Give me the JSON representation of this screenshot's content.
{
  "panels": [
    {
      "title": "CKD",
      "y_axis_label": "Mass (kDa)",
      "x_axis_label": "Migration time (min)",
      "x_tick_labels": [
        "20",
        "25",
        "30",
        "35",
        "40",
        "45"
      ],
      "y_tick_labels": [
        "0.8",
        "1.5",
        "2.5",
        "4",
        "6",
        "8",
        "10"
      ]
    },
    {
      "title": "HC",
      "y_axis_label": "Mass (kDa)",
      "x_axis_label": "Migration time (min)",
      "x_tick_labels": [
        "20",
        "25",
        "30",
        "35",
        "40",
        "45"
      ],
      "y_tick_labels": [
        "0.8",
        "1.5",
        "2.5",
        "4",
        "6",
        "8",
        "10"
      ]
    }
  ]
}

____________________

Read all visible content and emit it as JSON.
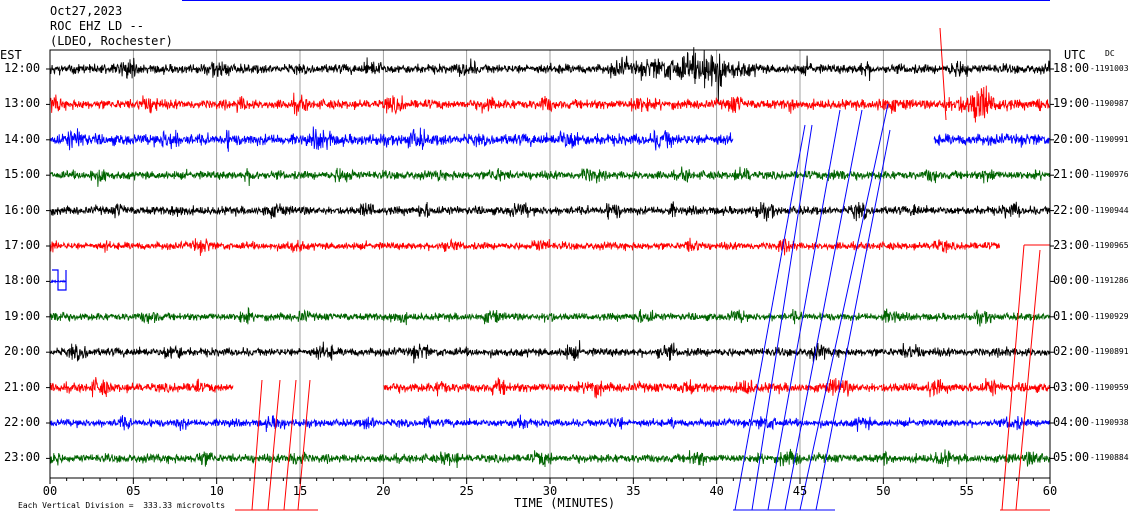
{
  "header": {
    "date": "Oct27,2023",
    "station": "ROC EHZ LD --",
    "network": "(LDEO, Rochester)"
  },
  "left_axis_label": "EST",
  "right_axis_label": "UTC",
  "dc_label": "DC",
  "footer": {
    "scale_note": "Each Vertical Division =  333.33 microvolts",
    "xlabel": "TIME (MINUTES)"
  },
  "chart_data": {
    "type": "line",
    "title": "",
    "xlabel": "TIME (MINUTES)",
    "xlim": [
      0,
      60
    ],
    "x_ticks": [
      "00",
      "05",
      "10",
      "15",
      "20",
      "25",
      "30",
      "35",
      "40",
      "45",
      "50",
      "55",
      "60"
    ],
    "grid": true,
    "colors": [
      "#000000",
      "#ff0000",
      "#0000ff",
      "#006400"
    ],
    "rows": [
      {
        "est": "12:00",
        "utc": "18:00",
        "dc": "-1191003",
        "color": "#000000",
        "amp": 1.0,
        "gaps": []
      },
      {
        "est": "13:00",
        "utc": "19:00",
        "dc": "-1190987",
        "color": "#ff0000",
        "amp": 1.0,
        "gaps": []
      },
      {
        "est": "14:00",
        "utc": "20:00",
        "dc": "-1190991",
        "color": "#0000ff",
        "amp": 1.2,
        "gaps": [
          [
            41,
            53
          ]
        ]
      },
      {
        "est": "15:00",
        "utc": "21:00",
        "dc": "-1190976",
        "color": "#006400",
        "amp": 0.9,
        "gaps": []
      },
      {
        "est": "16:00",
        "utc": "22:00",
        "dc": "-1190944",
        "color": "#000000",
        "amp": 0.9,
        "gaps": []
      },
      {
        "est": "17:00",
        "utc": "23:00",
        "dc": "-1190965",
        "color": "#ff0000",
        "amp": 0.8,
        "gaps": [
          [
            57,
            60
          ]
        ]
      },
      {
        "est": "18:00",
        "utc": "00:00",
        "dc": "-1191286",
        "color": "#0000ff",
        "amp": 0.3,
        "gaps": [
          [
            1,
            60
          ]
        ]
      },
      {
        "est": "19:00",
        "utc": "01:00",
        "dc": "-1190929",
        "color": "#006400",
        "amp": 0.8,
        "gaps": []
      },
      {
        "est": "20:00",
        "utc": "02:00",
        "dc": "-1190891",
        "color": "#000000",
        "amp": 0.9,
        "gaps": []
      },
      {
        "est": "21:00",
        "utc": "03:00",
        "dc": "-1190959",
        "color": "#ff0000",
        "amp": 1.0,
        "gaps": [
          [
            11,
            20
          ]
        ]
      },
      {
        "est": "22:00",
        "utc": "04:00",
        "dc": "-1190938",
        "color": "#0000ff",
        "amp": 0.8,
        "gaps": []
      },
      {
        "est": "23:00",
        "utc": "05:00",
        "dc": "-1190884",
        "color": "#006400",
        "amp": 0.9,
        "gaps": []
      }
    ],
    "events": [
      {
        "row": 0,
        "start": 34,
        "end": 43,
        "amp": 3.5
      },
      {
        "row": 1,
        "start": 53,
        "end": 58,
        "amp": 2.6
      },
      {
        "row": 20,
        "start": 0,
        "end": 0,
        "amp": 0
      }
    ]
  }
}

____________________

** What the exercise asks **
In the entries above, find each line with the string "JSON" and copy it.

** Output for this task **
Give me the JSON representation of this screenshot's content.
Read all visible content and emit it as JSON.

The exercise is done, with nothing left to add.